# Exercise task:
Each entry that follows is to be retyped exactly. Pictures do not belong in the copy.

# Record set:
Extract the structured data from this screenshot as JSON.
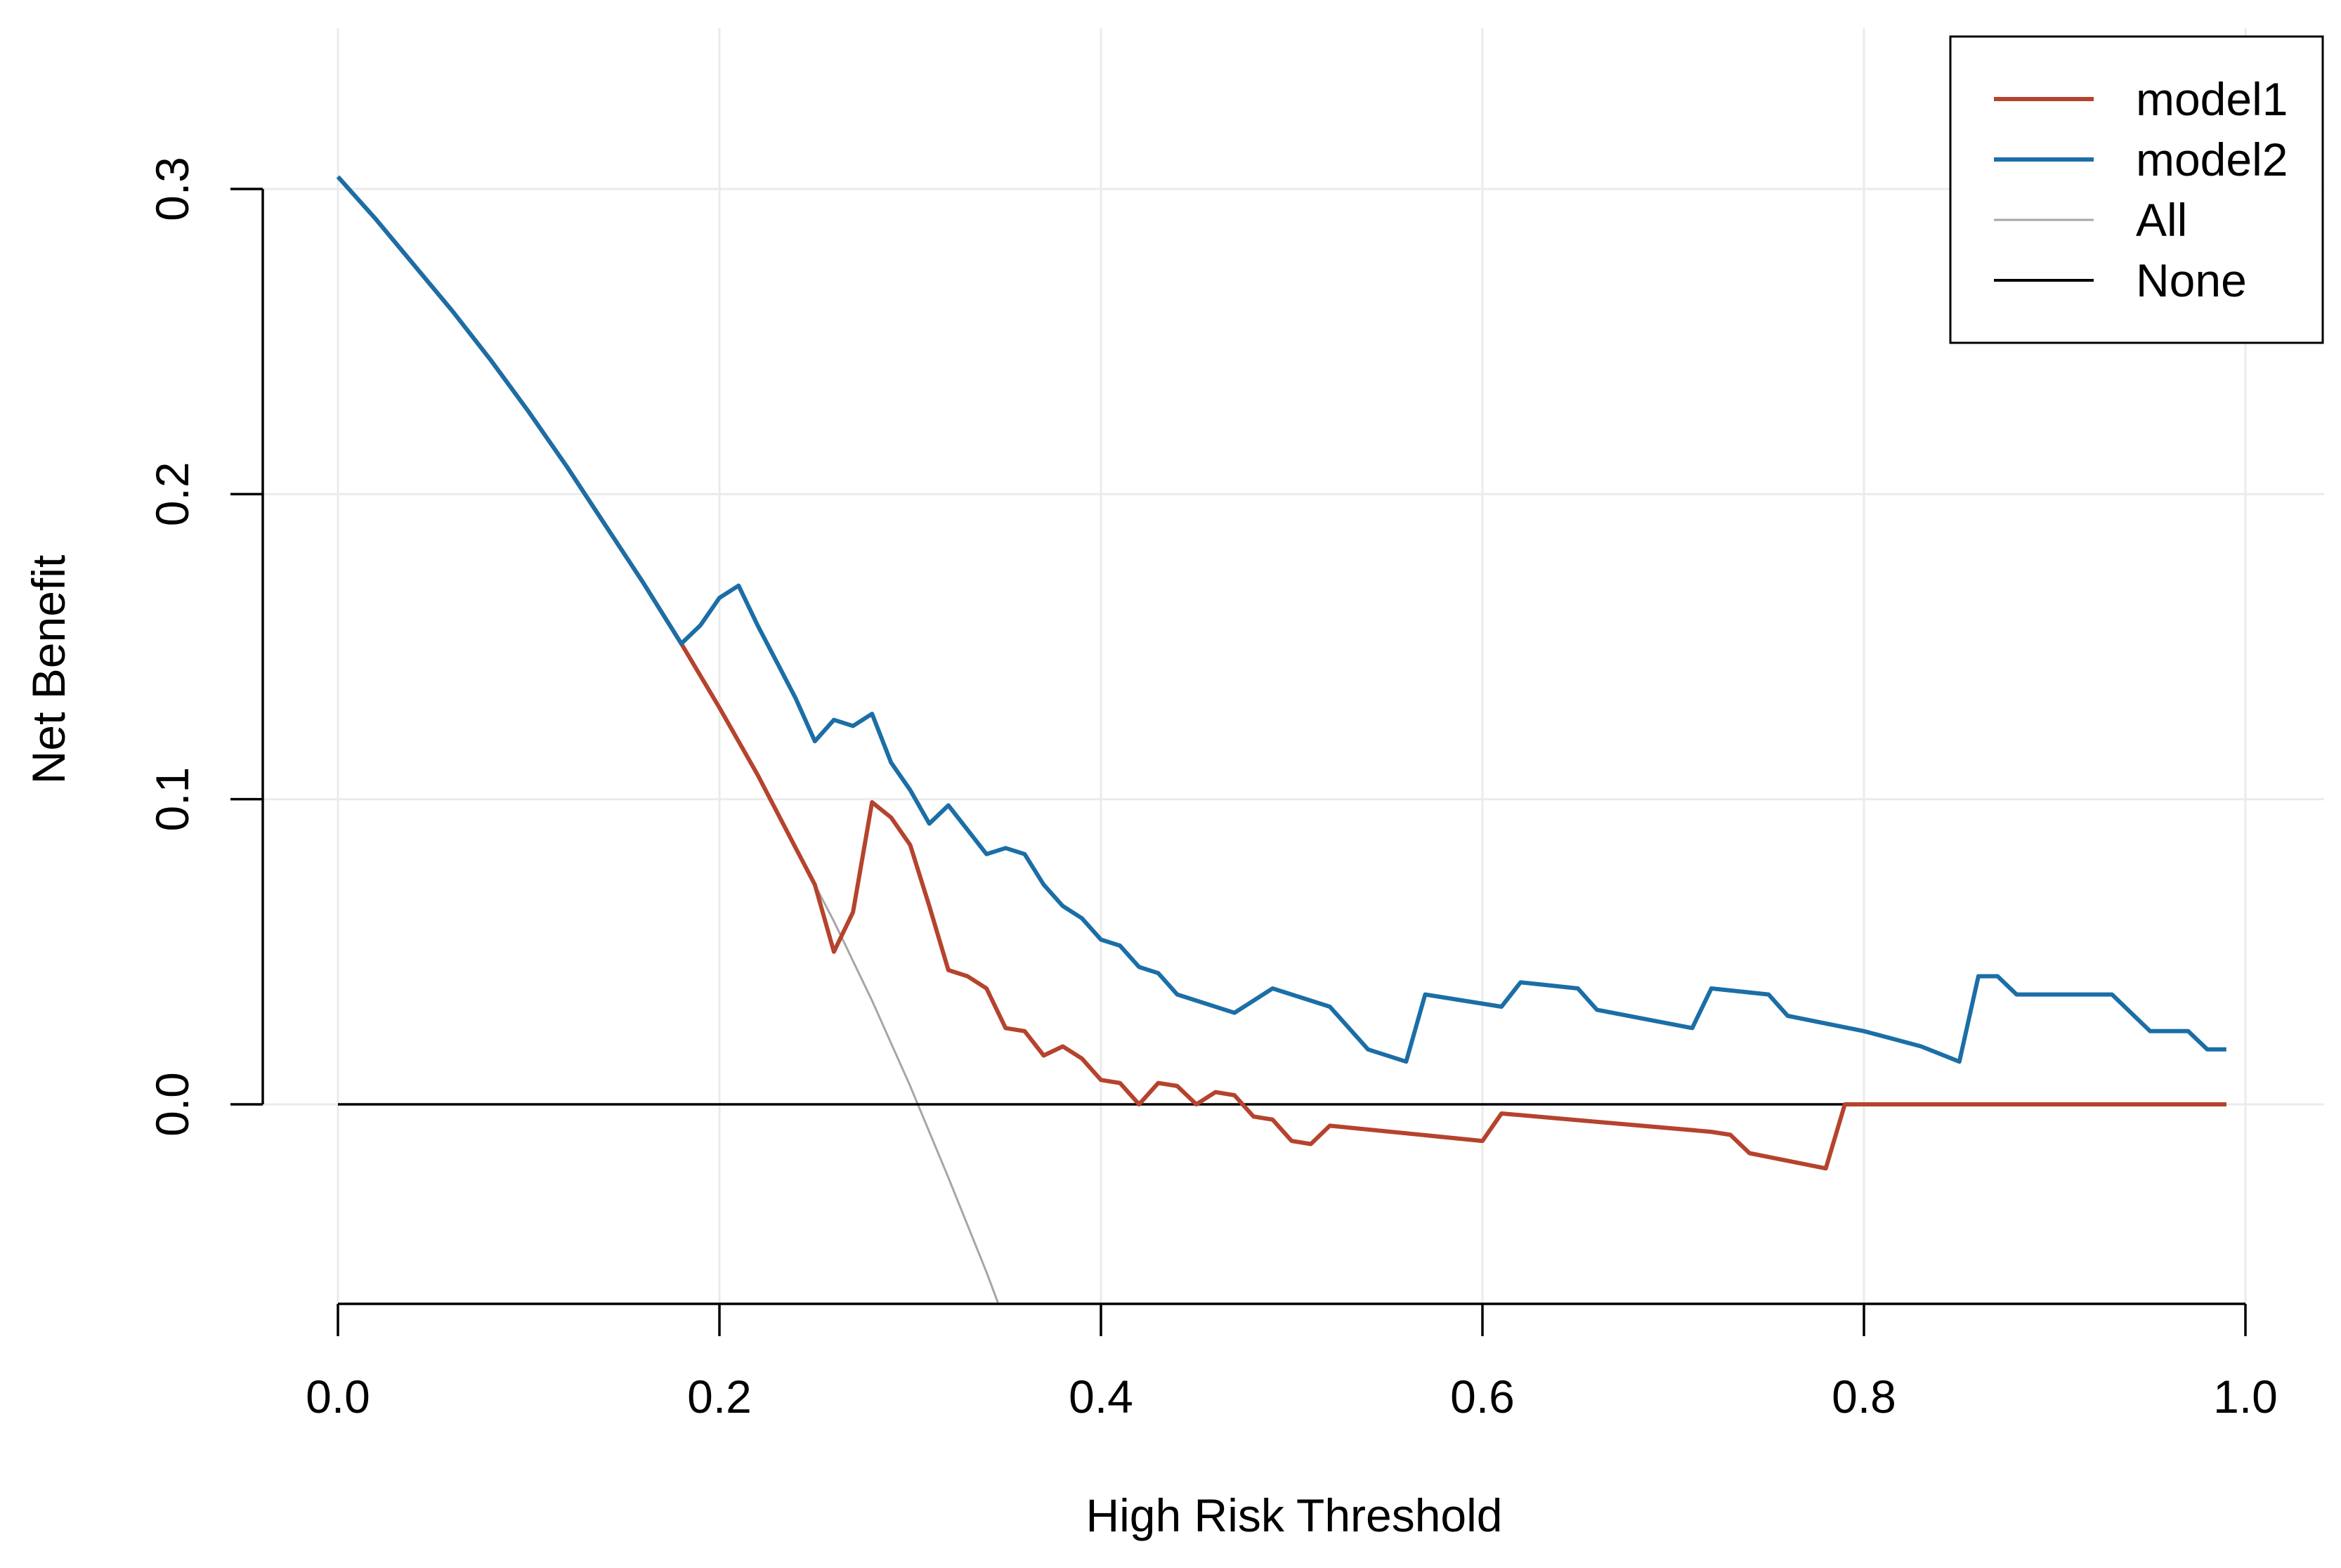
{
  "chart_data": {
    "type": "line",
    "title": "",
    "xlabel": "High Risk Threshold",
    "ylabel": "Net Benefit",
    "xlim": [
      -0.04,
      1.04
    ],
    "ylim": [
      -0.065,
      0.335
    ],
    "x_ticks": [
      0.0,
      0.2,
      0.4,
      0.6,
      0.8,
      1.0
    ],
    "x_tick_labels": [
      "0.0",
      "0.2",
      "0.4",
      "0.6",
      "0.8",
      "1.0"
    ],
    "y_ticks": [
      0.0,
      0.1,
      0.2,
      0.3
    ],
    "y_tick_labels": [
      "0.0",
      "0.1",
      "0.2",
      "0.3"
    ],
    "grid": true,
    "legend_position": "top-right",
    "series": [
      {
        "name": "model1",
        "color": "#B5432D",
        "points": [
          [
            0.0,
            0.304
          ],
          [
            0.02,
            0.29
          ],
          [
            0.04,
            0.275
          ],
          [
            0.06,
            0.26
          ],
          [
            0.08,
            0.244
          ],
          [
            0.1,
            0.227
          ],
          [
            0.12,
            0.209
          ],
          [
            0.14,
            0.19
          ],
          [
            0.16,
            0.171
          ],
          [
            0.18,
            0.151
          ],
          [
            0.2,
            0.13
          ],
          [
            0.22,
            0.108
          ],
          [
            0.24,
            0.084
          ],
          [
            0.25,
            0.072
          ],
          [
            0.26,
            0.05
          ],
          [
            0.27,
            0.063
          ],
          [
            0.28,
            0.099
          ],
          [
            0.29,
            0.094
          ],
          [
            0.3,
            0.085
          ],
          [
            0.31,
            0.065
          ],
          [
            0.32,
            0.044
          ],
          [
            0.33,
            0.042
          ],
          [
            0.34,
            0.038
          ],
          [
            0.35,
            0.025
          ],
          [
            0.36,
            0.024
          ],
          [
            0.37,
            0.016
          ],
          [
            0.38,
            0.019
          ],
          [
            0.39,
            0.015
          ],
          [
            0.4,
            0.008
          ],
          [
            0.41,
            0.007
          ],
          [
            0.42,
            0.0
          ],
          [
            0.43,
            0.007
          ],
          [
            0.44,
            0.006
          ],
          [
            0.45,
            0.0
          ],
          [
            0.46,
            0.004
          ],
          [
            0.47,
            0.003
          ],
          [
            0.48,
            -0.004
          ],
          [
            0.49,
            -0.005
          ],
          [
            0.5,
            -0.012
          ],
          [
            0.51,
            -0.013
          ],
          [
            0.52,
            -0.007
          ],
          [
            0.6,
            -0.012
          ],
          [
            0.61,
            -0.003
          ],
          [
            0.72,
            -0.009
          ],
          [
            0.73,
            -0.01
          ],
          [
            0.74,
            -0.016
          ],
          [
            0.78,
            -0.021
          ],
          [
            0.79,
            0.0
          ],
          [
            0.99,
            0.0
          ]
        ]
      },
      {
        "name": "model2",
        "color": "#1B6EA6",
        "points": [
          [
            0.0,
            0.304
          ],
          [
            0.02,
            0.29
          ],
          [
            0.04,
            0.275
          ],
          [
            0.06,
            0.26
          ],
          [
            0.08,
            0.244
          ],
          [
            0.1,
            0.227
          ],
          [
            0.12,
            0.209
          ],
          [
            0.14,
            0.19
          ],
          [
            0.16,
            0.171
          ],
          [
            0.18,
            0.151
          ],
          [
            0.19,
            0.157
          ],
          [
            0.2,
            0.166
          ],
          [
            0.21,
            0.17
          ],
          [
            0.22,
            0.157
          ],
          [
            0.23,
            0.145
          ],
          [
            0.24,
            0.133
          ],
          [
            0.25,
            0.119
          ],
          [
            0.26,
            0.126
          ],
          [
            0.27,
            0.124
          ],
          [
            0.28,
            0.128
          ],
          [
            0.29,
            0.112
          ],
          [
            0.3,
            0.103
          ],
          [
            0.31,
            0.092
          ],
          [
            0.32,
            0.098
          ],
          [
            0.33,
            0.09
          ],
          [
            0.34,
            0.082
          ],
          [
            0.35,
            0.084
          ],
          [
            0.36,
            0.082
          ],
          [
            0.37,
            0.072
          ],
          [
            0.38,
            0.065
          ],
          [
            0.39,
            0.061
          ],
          [
            0.4,
            0.054
          ],
          [
            0.41,
            0.052
          ],
          [
            0.42,
            0.045
          ],
          [
            0.43,
            0.043
          ],
          [
            0.44,
            0.036
          ],
          [
            0.47,
            0.03
          ],
          [
            0.49,
            0.038
          ],
          [
            0.52,
            0.032
          ],
          [
            0.54,
            0.018
          ],
          [
            0.56,
            0.014
          ],
          [
            0.57,
            0.036
          ],
          [
            0.61,
            0.032
          ],
          [
            0.62,
            0.04
          ],
          [
            0.65,
            0.038
          ],
          [
            0.66,
            0.031
          ],
          [
            0.71,
            0.025
          ],
          [
            0.72,
            0.038
          ],
          [
            0.75,
            0.036
          ],
          [
            0.76,
            0.029
          ],
          [
            0.8,
            0.024
          ],
          [
            0.83,
            0.019
          ],
          [
            0.85,
            0.014
          ],
          [
            0.86,
            0.042
          ],
          [
            0.87,
            0.042
          ],
          [
            0.88,
            0.036
          ],
          [
            0.93,
            0.036
          ],
          [
            0.95,
            0.024
          ],
          [
            0.97,
            0.024
          ],
          [
            0.98,
            0.018
          ],
          [
            0.99,
            0.018
          ]
        ]
      },
      {
        "name": "All",
        "color": "#A6A6A6",
        "points": [
          [
            0.0,
            0.304
          ],
          [
            0.02,
            0.29
          ],
          [
            0.04,
            0.275
          ],
          [
            0.06,
            0.26
          ],
          [
            0.08,
            0.244
          ],
          [
            0.1,
            0.227
          ],
          [
            0.12,
            0.209
          ],
          [
            0.14,
            0.19
          ],
          [
            0.16,
            0.171
          ],
          [
            0.18,
            0.151
          ],
          [
            0.2,
            0.13
          ],
          [
            0.22,
            0.108
          ],
          [
            0.24,
            0.084
          ],
          [
            0.26,
            0.06
          ],
          [
            0.28,
            0.034
          ],
          [
            0.3,
            0.006
          ],
          [
            0.32,
            -0.024
          ],
          [
            0.34,
            -0.055
          ],
          [
            0.346,
            -0.065
          ]
        ]
      },
      {
        "name": "None",
        "color": "#000000",
        "points": [
          [
            0.0,
            0.0
          ],
          [
            0.99,
            0.0
          ]
        ]
      }
    ]
  }
}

# Result for this exercise:
Extract the structured data from this screenshot as JSON.
{
  "chart_data": {
    "type": "line",
    "title": "",
    "xlabel": "High Risk Threshold",
    "ylabel": "Net Benefit",
    "xlim": [
      -0.04,
      1.04
    ],
    "ylim": [
      -0.065,
      0.335
    ],
    "x_ticks": [
      0.0,
      0.2,
      0.4,
      0.6,
      0.8,
      1.0
    ],
    "x_tick_labels": [
      "0.0",
      "0.2",
      "0.4",
      "0.6",
      "0.8",
      "1.0"
    ],
    "y_ticks": [
      0.0,
      0.1,
      0.2,
      0.3
    ],
    "y_tick_labels": [
      "0.0",
      "0.1",
      "0.2",
      "0.3"
    ],
    "grid": true,
    "legend_position": "top-right",
    "series": [
      {
        "name": "model1",
        "color": "#B5432D",
        "points": [
          [
            0.0,
            0.304
          ],
          [
            0.02,
            0.29
          ],
          [
            0.04,
            0.275
          ],
          [
            0.06,
            0.26
          ],
          [
            0.08,
            0.244
          ],
          [
            0.1,
            0.227
          ],
          [
            0.12,
            0.209
          ],
          [
            0.14,
            0.19
          ],
          [
            0.16,
            0.171
          ],
          [
            0.18,
            0.151
          ],
          [
            0.2,
            0.13
          ],
          [
            0.22,
            0.108
          ],
          [
            0.24,
            0.084
          ],
          [
            0.25,
            0.072
          ],
          [
            0.26,
            0.05
          ],
          [
            0.27,
            0.063
          ],
          [
            0.28,
            0.099
          ],
          [
            0.29,
            0.094
          ],
          [
            0.3,
            0.085
          ],
          [
            0.31,
            0.065
          ],
          [
            0.32,
            0.044
          ],
          [
            0.33,
            0.042
          ],
          [
            0.34,
            0.038
          ],
          [
            0.35,
            0.025
          ],
          [
            0.36,
            0.024
          ],
          [
            0.37,
            0.016
          ],
          [
            0.38,
            0.019
          ],
          [
            0.39,
            0.015
          ],
          [
            0.4,
            0.008
          ],
          [
            0.41,
            0.007
          ],
          [
            0.42,
            0.0
          ],
          [
            0.43,
            0.007
          ],
          [
            0.44,
            0.006
          ],
          [
            0.45,
            0.0
          ],
          [
            0.46,
            0.004
          ],
          [
            0.47,
            0.003
          ],
          [
            0.48,
            -0.004
          ],
          [
            0.49,
            -0.005
          ],
          [
            0.5,
            -0.012
          ],
          [
            0.51,
            -0.013
          ],
          [
            0.52,
            -0.007
          ],
          [
            0.6,
            -0.012
          ],
          [
            0.61,
            -0.003
          ],
          [
            0.72,
            -0.009
          ],
          [
            0.73,
            -0.01
          ],
          [
            0.74,
            -0.016
          ],
          [
            0.78,
            -0.021
          ],
          [
            0.79,
            0.0
          ],
          [
            0.99,
            0.0
          ]
        ]
      },
      {
        "name": "model2",
        "color": "#1B6EA6",
        "points": [
          [
            0.0,
            0.304
          ],
          [
            0.02,
            0.29
          ],
          [
            0.04,
            0.275
          ],
          [
            0.06,
            0.26
          ],
          [
            0.08,
            0.244
          ],
          [
            0.1,
            0.227
          ],
          [
            0.12,
            0.209
          ],
          [
            0.14,
            0.19
          ],
          [
            0.16,
            0.171
          ],
          [
            0.18,
            0.151
          ],
          [
            0.19,
            0.157
          ],
          [
            0.2,
            0.166
          ],
          [
            0.21,
            0.17
          ],
          [
            0.22,
            0.157
          ],
          [
            0.23,
            0.145
          ],
          [
            0.24,
            0.133
          ],
          [
            0.25,
            0.119
          ],
          [
            0.26,
            0.126
          ],
          [
            0.27,
            0.124
          ],
          [
            0.28,
            0.128
          ],
          [
            0.29,
            0.112
          ],
          [
            0.3,
            0.103
          ],
          [
            0.31,
            0.092
          ],
          [
            0.32,
            0.098
          ],
          [
            0.33,
            0.09
          ],
          [
            0.34,
            0.082
          ],
          [
            0.35,
            0.084
          ],
          [
            0.36,
            0.082
          ],
          [
            0.37,
            0.072
          ],
          [
            0.38,
            0.065
          ],
          [
            0.39,
            0.061
          ],
          [
            0.4,
            0.054
          ],
          [
            0.41,
            0.052
          ],
          [
            0.42,
            0.045
          ],
          [
            0.43,
            0.043
          ],
          [
            0.44,
            0.036
          ],
          [
            0.47,
            0.03
          ],
          [
            0.49,
            0.038
          ],
          [
            0.52,
            0.032
          ],
          [
            0.54,
            0.018
          ],
          [
            0.56,
            0.014
          ],
          [
            0.57,
            0.036
          ],
          [
            0.61,
            0.032
          ],
          [
            0.62,
            0.04
          ],
          [
            0.65,
            0.038
          ],
          [
            0.66,
            0.031
          ],
          [
            0.71,
            0.025
          ],
          [
            0.72,
            0.038
          ],
          [
            0.75,
            0.036
          ],
          [
            0.76,
            0.029
          ],
          [
            0.8,
            0.024
          ],
          [
            0.83,
            0.019
          ],
          [
            0.85,
            0.014
          ],
          [
            0.86,
            0.042
          ],
          [
            0.87,
            0.042
          ],
          [
            0.88,
            0.036
          ],
          [
            0.93,
            0.036
          ],
          [
            0.95,
            0.024
          ],
          [
            0.97,
            0.024
          ],
          [
            0.98,
            0.018
          ],
          [
            0.99,
            0.018
          ]
        ]
      },
      {
        "name": "All",
        "color": "#A6A6A6",
        "points": [
          [
            0.0,
            0.304
          ],
          [
            0.02,
            0.29
          ],
          [
            0.04,
            0.275
          ],
          [
            0.06,
            0.26
          ],
          [
            0.08,
            0.244
          ],
          [
            0.1,
            0.227
          ],
          [
            0.12,
            0.209
          ],
          [
            0.14,
            0.19
          ],
          [
            0.16,
            0.171
          ],
          [
            0.18,
            0.151
          ],
          [
            0.2,
            0.13
          ],
          [
            0.22,
            0.108
          ],
          [
            0.24,
            0.084
          ],
          [
            0.26,
            0.06
          ],
          [
            0.28,
            0.034
          ],
          [
            0.3,
            0.006
          ],
          [
            0.32,
            -0.024
          ],
          [
            0.34,
            -0.055
          ],
          [
            0.346,
            -0.065
          ]
        ]
      },
      {
        "name": "None",
        "color": "#000000",
        "points": [
          [
            0.0,
            0.0
          ],
          [
            0.99,
            0.0
          ]
        ]
      }
    ]
  }
}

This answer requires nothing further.